• **OBJECTIVE**:
Copy each line holding the string "style".

Records from a collection of figures
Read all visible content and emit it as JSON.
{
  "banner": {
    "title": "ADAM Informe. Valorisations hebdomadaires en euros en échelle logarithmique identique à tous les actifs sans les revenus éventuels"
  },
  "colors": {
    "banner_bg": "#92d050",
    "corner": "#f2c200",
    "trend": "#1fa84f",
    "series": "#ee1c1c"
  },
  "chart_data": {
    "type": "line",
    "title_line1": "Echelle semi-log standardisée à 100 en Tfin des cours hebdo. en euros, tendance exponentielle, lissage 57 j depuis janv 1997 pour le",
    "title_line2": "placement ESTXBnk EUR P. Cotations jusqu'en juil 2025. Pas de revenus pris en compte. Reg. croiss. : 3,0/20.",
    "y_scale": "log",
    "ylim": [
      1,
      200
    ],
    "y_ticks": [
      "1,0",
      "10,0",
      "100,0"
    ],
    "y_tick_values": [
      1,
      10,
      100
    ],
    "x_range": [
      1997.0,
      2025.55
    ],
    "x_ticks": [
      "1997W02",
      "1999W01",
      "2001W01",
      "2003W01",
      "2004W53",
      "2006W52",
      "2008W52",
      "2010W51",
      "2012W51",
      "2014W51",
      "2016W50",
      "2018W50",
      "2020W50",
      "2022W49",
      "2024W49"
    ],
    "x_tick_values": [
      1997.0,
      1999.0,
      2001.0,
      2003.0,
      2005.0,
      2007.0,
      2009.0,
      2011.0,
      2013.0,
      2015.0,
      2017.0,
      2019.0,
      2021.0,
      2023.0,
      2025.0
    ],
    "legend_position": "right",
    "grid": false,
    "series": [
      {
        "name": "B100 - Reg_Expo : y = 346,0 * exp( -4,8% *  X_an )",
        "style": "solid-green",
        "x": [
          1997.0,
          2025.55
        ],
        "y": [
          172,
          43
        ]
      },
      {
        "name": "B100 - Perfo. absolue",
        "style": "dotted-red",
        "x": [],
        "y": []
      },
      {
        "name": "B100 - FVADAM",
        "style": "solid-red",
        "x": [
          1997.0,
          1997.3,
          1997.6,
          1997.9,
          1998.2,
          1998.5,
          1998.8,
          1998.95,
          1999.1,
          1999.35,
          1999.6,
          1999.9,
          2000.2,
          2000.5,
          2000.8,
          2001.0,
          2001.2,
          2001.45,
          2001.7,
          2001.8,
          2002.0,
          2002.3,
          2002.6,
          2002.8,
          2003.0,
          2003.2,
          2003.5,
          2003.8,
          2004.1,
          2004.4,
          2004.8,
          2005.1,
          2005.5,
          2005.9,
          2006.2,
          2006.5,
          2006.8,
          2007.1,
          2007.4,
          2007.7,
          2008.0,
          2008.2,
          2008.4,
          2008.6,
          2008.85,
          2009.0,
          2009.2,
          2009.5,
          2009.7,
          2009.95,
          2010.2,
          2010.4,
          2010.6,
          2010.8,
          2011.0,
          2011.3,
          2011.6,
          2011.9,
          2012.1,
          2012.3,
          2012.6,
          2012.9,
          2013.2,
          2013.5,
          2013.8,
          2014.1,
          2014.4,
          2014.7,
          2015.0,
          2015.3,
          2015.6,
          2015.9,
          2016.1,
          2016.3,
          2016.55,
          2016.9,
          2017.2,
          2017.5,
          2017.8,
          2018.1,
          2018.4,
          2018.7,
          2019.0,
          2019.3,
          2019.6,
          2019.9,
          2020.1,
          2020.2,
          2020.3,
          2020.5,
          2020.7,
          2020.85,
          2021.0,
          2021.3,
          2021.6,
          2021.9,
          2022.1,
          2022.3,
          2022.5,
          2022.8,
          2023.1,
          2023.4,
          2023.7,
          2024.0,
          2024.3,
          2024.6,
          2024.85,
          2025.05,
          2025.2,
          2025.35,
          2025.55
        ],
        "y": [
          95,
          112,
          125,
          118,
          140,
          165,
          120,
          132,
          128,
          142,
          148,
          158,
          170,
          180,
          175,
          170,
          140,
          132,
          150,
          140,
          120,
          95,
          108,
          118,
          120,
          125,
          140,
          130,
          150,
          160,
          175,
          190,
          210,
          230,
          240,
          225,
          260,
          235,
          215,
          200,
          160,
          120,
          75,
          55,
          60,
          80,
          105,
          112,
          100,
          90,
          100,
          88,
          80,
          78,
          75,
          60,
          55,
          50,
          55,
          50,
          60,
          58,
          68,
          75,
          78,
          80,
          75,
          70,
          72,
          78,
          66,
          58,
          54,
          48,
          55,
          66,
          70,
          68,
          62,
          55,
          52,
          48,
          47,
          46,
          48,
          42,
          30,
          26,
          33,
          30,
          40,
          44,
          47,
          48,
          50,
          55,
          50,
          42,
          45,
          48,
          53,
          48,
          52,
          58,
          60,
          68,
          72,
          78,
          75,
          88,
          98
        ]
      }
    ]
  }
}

• **FINISHED EXERCISE**:
        "style": "solid-green",
        "style": "dotted-red",
        "style": "solid-red",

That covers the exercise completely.